Records from a collection of figures
"""
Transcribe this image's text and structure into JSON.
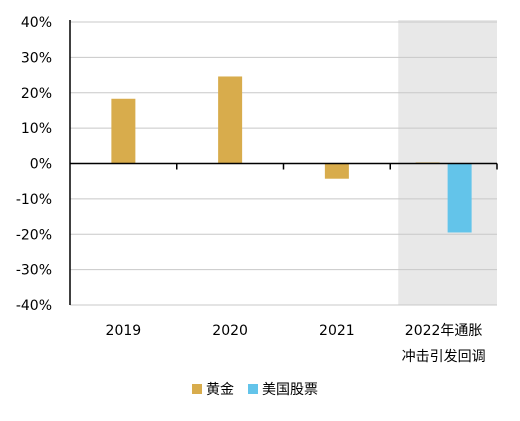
{
  "chart_data": {
    "type": "bar",
    "categories": [
      "2019",
      "2020",
      "2021",
      "2022年通胀冲击引发回调"
    ],
    "category_labels": [
      [
        "2019"
      ],
      [
        "2020"
      ],
      [
        "2021"
      ],
      [
        "2022年通胀",
        "冲击引发回调"
      ]
    ],
    "series": [
      {
        "name": "黄金",
        "color": "#D8AC4C",
        "values": [
          18.3,
          24.6,
          -4.3,
          0.3
        ]
      },
      {
        "name": "美国股票",
        "color": "#63C4EA",
        "values": [
          null,
          null,
          null,
          -19.5
        ]
      }
    ],
    "ylim": [
      -40,
      40
    ],
    "yticks": [
      40,
      30,
      20,
      10,
      0,
      -10,
      -20,
      -30,
      -40
    ],
    "ytick_labels": [
      "40%",
      "30%",
      "20%",
      "10%",
      "0%",
      "-10%",
      "-20%",
      "-30%",
      "-40%"
    ],
    "grid": true,
    "highlighted_category": "2022年通胀冲击引发回调",
    "highlight_color": "#E8E8E8",
    "legend_position": "bottom",
    "title": "",
    "xlabel": "",
    "ylabel": ""
  }
}
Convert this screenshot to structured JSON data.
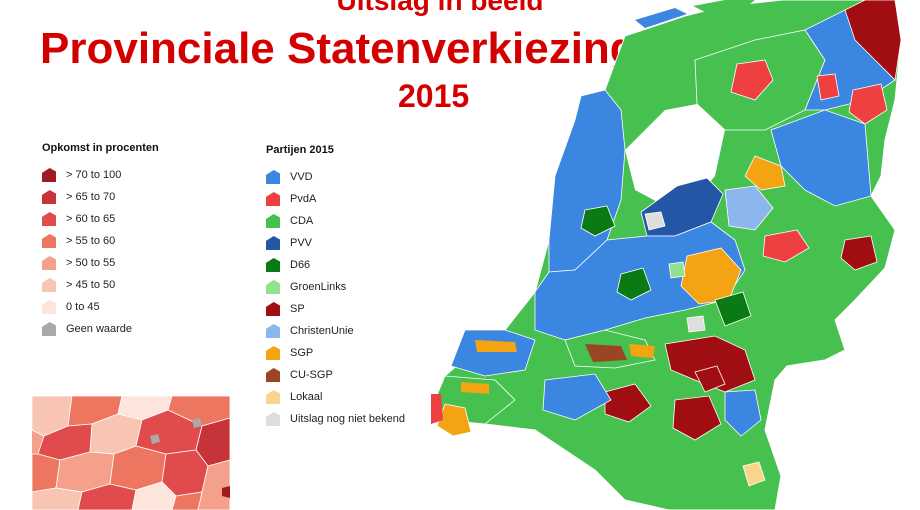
{
  "header": {
    "supertitle": "Uitslag in beeld",
    "title": "Provinciale Statenverkiezingen",
    "year": "2015"
  },
  "turnout_legend": {
    "title": "Opkomst in procenten",
    "items": [
      {
        "label": "> 70 to 100",
        "color": "#9e1b1f"
      },
      {
        "label": "> 65 to 70",
        "color": "#c6343a"
      },
      {
        "label": "> 60 to 65",
        "color": "#e14b4b"
      },
      {
        "label": "> 55 to 60",
        "color": "#ed7661"
      },
      {
        "label": "> 50 to 55",
        "color": "#f4a08a"
      },
      {
        "label": "> 45 to 50",
        "color": "#f8c5b3"
      },
      {
        "label": "0 to 45",
        "color": "#fde4dc"
      },
      {
        "label": "Geen waarde",
        "color": "#a9a9a9"
      }
    ]
  },
  "party_legend": {
    "title": "Partijen 2015",
    "items": [
      {
        "label": "VVD",
        "color": "#3a86e0"
      },
      {
        "label": "PvdA",
        "color": "#ee4040"
      },
      {
        "label": "CDA",
        "color": "#46c150"
      },
      {
        "label": "PVV",
        "color": "#2556a6"
      },
      {
        "label": "D66",
        "color": "#0a7a14"
      },
      {
        "label": "GroenLinks",
        "color": "#8fe28f"
      },
      {
        "label": "SP",
        "color": "#a10e12"
      },
      {
        "label": "ChristenUnie",
        "color": "#8cb6ee"
      },
      {
        "label": "SGP",
        "color": "#f4a313"
      },
      {
        "label": "CU-SGP",
        "color": "#9b4525"
      },
      {
        "label": "Lokaal",
        "color": "#fad48c"
      },
      {
        "label": "Uitslag nog niet bekend",
        "color": "#dedede"
      }
    ]
  }
}
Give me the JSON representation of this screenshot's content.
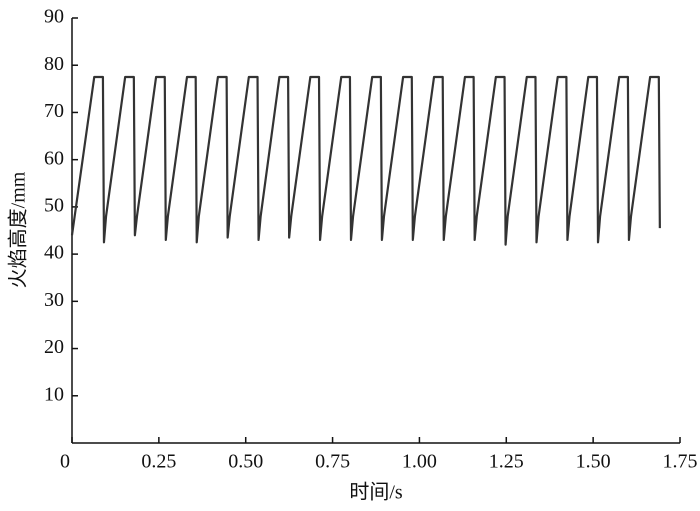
{
  "chart_data": {
    "type": "line",
    "x_label": "时间/s",
    "y_label": "火焰高度/mm",
    "xlim": [
      0,
      1.75
    ],
    "xticks": [
      0,
      0.25,
      {
        "value": 0.5,
        "label": "0.50"
      },
      0.75,
      {
        "value": 1,
        "label": "1.00"
      },
      1.25,
      {
        "value": 1.5,
        "label": "1.50"
      },
      1.75
    ],
    "ylim": [
      0,
      90
    ],
    "yticks": [
      10,
      20,
      30,
      40,
      50,
      60,
      70,
      80,
      90
    ],
    "grid": false,
    "series": [
      {
        "color": "#333333",
        "x": [
          0,
          0.064,
          0.089,
          0.092,
          0.098,
          0.153,
          0.178,
          0.181,
          0.187,
          0.242,
          0.267,
          0.27,
          0.276,
          0.331,
          0.356,
          0.359,
          0.365,
          0.42,
          0.445,
          0.448,
          0.454,
          0.509,
          0.534,
          0.537,
          0.543,
          0.597,
          0.622,
          0.625,
          0.631,
          0.686,
          0.711,
          0.714,
          0.72,
          0.775,
          0.8,
          0.803,
          0.809,
          0.864,
          0.889,
          0.892,
          0.898,
          0.953,
          0.978,
          0.981,
          0.987,
          1.042,
          1.067,
          1.07,
          1.076,
          1.131,
          1.156,
          1.159,
          1.165,
          1.22,
          1.245,
          1.248,
          1.254,
          1.309,
          1.334,
          1.337,
          1.343,
          1.398,
          1.423,
          1.426,
          1.432,
          1.486,
          1.511,
          1.514,
          1.52,
          1.575,
          1.6,
          1.603,
          1.609,
          1.664,
          1.689,
          1.692
        ],
        "values": [
          44,
          77.5,
          77.5,
          42.5,
          48,
          77.5,
          77.5,
          44,
          48,
          77.5,
          77.5,
          43,
          48,
          77.5,
          77.5,
          42.5,
          48,
          77.5,
          77.5,
          43.5,
          48,
          77.5,
          77.5,
          43,
          48,
          77.5,
          77.5,
          43.5,
          48,
          77.5,
          77.5,
          43,
          48,
          77.5,
          77.5,
          43,
          48,
          77.5,
          77.5,
          43,
          48,
          77.5,
          77.5,
          43,
          48,
          77.5,
          77.5,
          43,
          48,
          77.5,
          77.5,
          43,
          48,
          77.5,
          77.5,
          42,
          48,
          77.5,
          77.5,
          42.5,
          48,
          77.5,
          77.5,
          43,
          48,
          77.5,
          77.5,
          42.5,
          48,
          77.5,
          77.5,
          43,
          48,
          77.5,
          77.5,
          45.5
        ]
      }
    ]
  }
}
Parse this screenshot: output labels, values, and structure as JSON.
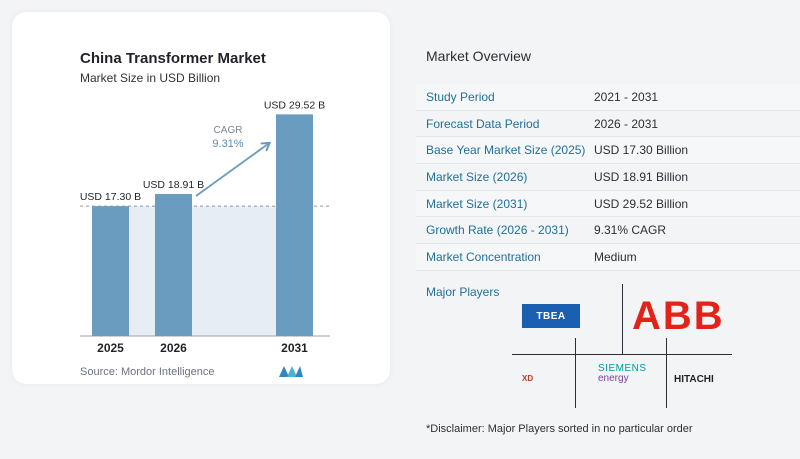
{
  "chart_data": {
    "type": "bar",
    "title": "China Transformer Market",
    "subtitle": "Market Size in USD Billion",
    "categories": [
      "2025",
      "2026",
      "2031"
    ],
    "values": [
      17.3,
      18.91,
      29.52
    ],
    "data_labels": [
      "USD 17.30 B",
      "USD 18.91 B",
      "USD 29.52 B"
    ],
    "cagr_label": "CAGR",
    "cagr_value": "9.31%",
    "bar_color": "#6a9cc0",
    "shade_color": "#e6edf4",
    "arrow_color": "#6a9cc0",
    "ylim": [
      0,
      30.5
    ],
    "grid": false
  },
  "source": "Source:  Mordor Intelligence",
  "overview": {
    "title": "Market Overview",
    "rows": [
      {
        "label": "Study Period",
        "value": "2021 - 2031"
      },
      {
        "label": "Forecast Data Period",
        "value": "2026 - 2031"
      },
      {
        "label": "Base Year Market Size (2025)",
        "value": "USD 17.30 Billion"
      },
      {
        "label": "Market Size (2026)",
        "value": "USD 18.91 Billion"
      },
      {
        "label": "Market Size (2031)",
        "value": "USD 29.52 Billion"
      },
      {
        "label": "Growth Rate (2026 - 2031)",
        "value": "9.31% CAGR"
      },
      {
        "label": "Market Concentration",
        "value": "Medium"
      }
    ],
    "major_players_label": "Major Players"
  },
  "players": {
    "tbea": "TBEA",
    "abb": "ABB",
    "xd": "XD",
    "siemens_line1": "SIEMENS",
    "siemens_line2": "energy",
    "hitachi": "HITACHI"
  },
  "disclaimer": "*Disclaimer: Major Players sorted in no particular order"
}
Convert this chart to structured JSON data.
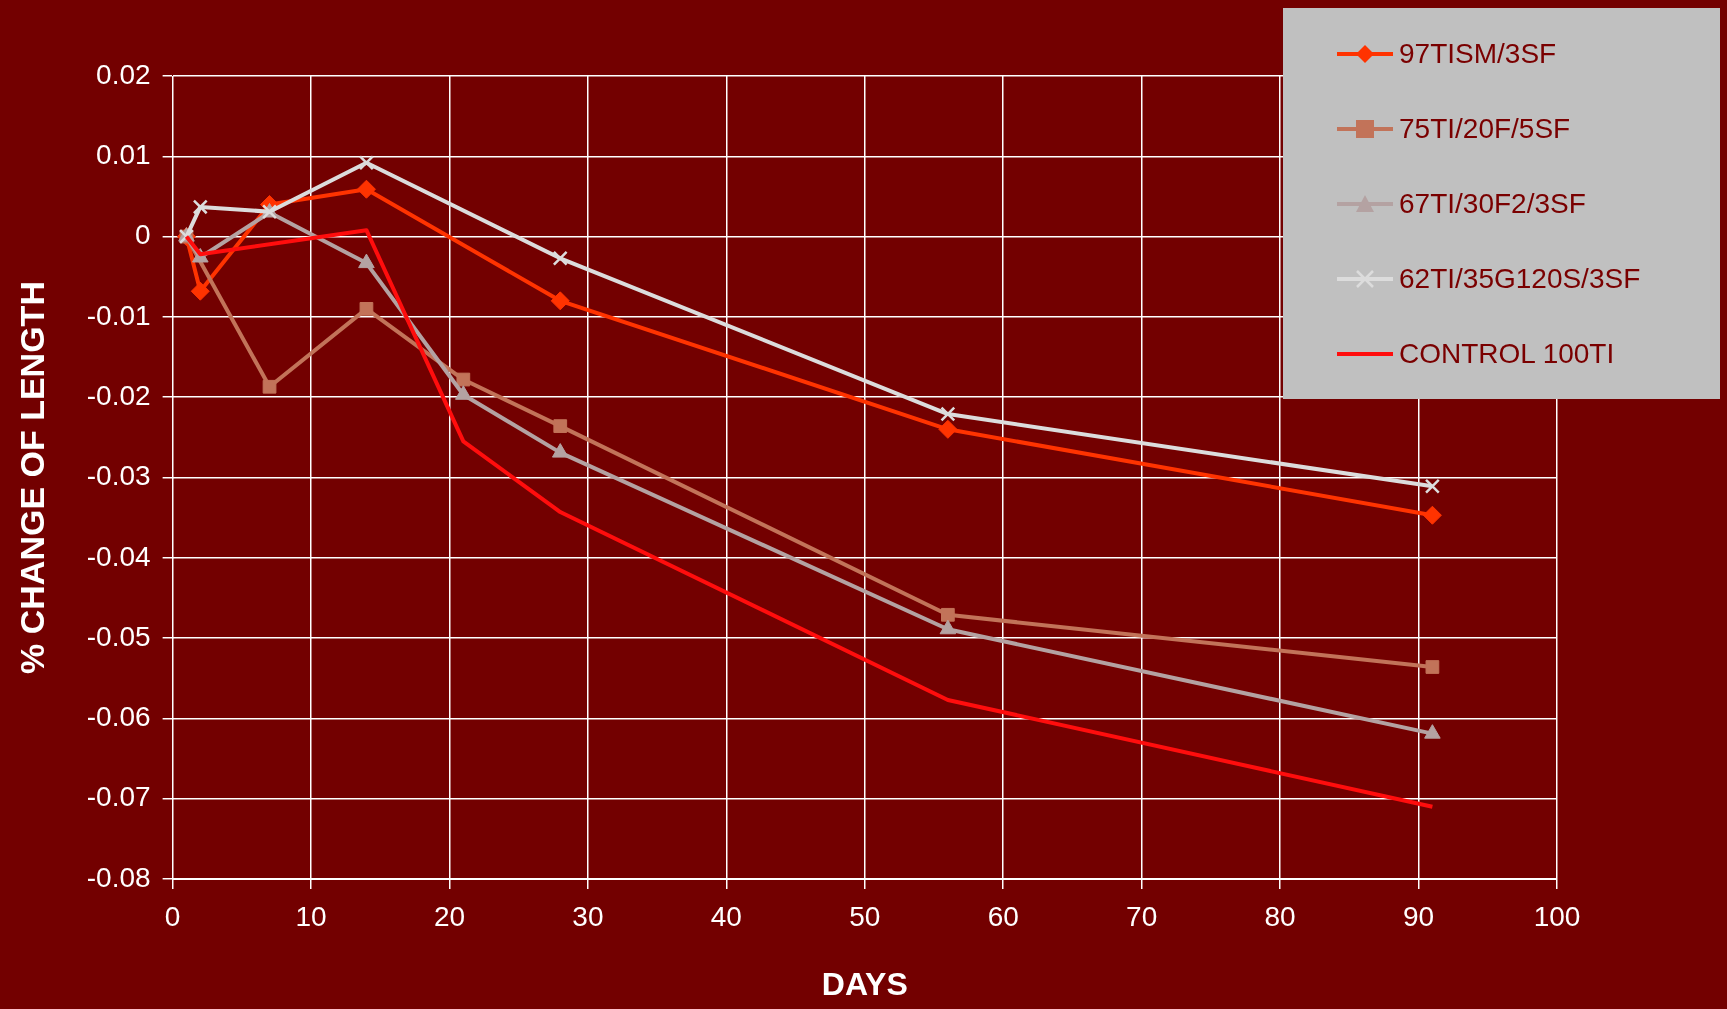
{
  "chart_data": {
    "type": "line",
    "xlabel": "DAYS",
    "ylabel": "% CHANGE OF LENGTH",
    "xlim": [
      0,
      100
    ],
    "xticks": [
      0,
      10,
      20,
      30,
      40,
      50,
      60,
      70,
      80,
      90,
      100
    ],
    "ylim": [
      -0.08,
      0.02
    ],
    "yticks": [
      -0.08,
      -0.07,
      -0.06,
      -0.05,
      -0.04,
      -0.03,
      -0.02,
      -0.01,
      0,
      0.01,
      0.02
    ],
    "grid": true,
    "legend": "top right",
    "line_style": "solid",
    "series": [
      {
        "name": "97TISM/3SF",
        "color": "#ff3300",
        "marker": "diamond",
        "x": [
          1,
          2,
          7,
          14,
          28,
          56,
          91
        ],
        "values": [
          0,
          -0.0068,
          0.004,
          0.0059,
          -0.008,
          -0.024,
          -0.0347
        ]
      },
      {
        "name": "75TI/20F/5SF",
        "color": "#c27359",
        "marker": "square",
        "x": [
          1,
          7,
          14,
          21,
          28,
          56,
          91
        ],
        "values": [
          0,
          -0.0187,
          -0.009,
          -0.0178,
          -0.0236,
          -0.0471,
          -0.0536
        ]
      },
      {
        "name": "67TI/30F2/3SF",
        "color": "#b4a2a2",
        "marker": "triangle",
        "x": [
          1,
          2,
          7,
          14,
          21,
          28,
          56,
          91
        ],
        "values": [
          0,
          -0.0026,
          0.003,
          -0.0033,
          -0.0197,
          -0.0269,
          -0.0489,
          -0.0619
        ]
      },
      {
        "name": "62TI/35G120S/3SF",
        "color": "#dcdcdc",
        "marker": "cross",
        "x": [
          1,
          2,
          7,
          14,
          28,
          56,
          91
        ],
        "values": [
          0,
          0.0037,
          0.0031,
          0.0092,
          -0.0027,
          -0.0221,
          -0.0311
        ]
      },
      {
        "name": "CONTROL 100TI",
        "color": "#ff0d0d",
        "marker": "none",
        "x": [
          1,
          2,
          14,
          21,
          28,
          56,
          91
        ],
        "values": [
          0,
          -0.0022,
          0.0008,
          -0.0255,
          -0.0343,
          -0.0577,
          -0.071
        ]
      }
    ]
  }
}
"""
**Required work**.
Copy in full each line that holds the word "grid".

**Result**.
    "grid": true,
    "grid": false,
    "grid": false
    "grid": true,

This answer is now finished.